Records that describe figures
==========
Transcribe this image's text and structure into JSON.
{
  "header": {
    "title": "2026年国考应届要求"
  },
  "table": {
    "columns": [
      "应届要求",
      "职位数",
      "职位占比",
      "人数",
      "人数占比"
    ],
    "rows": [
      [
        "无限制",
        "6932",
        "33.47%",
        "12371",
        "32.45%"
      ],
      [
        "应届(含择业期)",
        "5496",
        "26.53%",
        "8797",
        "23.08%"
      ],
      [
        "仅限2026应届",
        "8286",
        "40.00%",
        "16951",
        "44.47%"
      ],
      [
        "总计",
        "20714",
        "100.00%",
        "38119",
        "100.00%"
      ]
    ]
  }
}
==========
* TASK OBJECTIVE *
Copy every line verbatim.

* EXERCISE RESPONSE *
Transcribe this image's text and structure into JSON.
{
  "header": {
    "title": "2026年国考应届要求"
  },
  "table": {
    "columns": [
      "应届要求",
      "职位数",
      "职位占比",
      "人数",
      "人数占比"
    ],
    "rows": [
      [
        "无限制",
        "6932",
        "33.47%",
        "12371",
        "32.45%"
      ],
      [
        "应届(含择业期)",
        "5496",
        "26.53%",
        "8797",
        "23.08%"
      ],
      [
        "仅限2026应届",
        "8286",
        "40.00%",
        "16951",
        "44.47%"
      ],
      [
        "总计",
        "20714",
        "100.00%",
        "38119",
        "100.00%"
      ]
    ]
  }
}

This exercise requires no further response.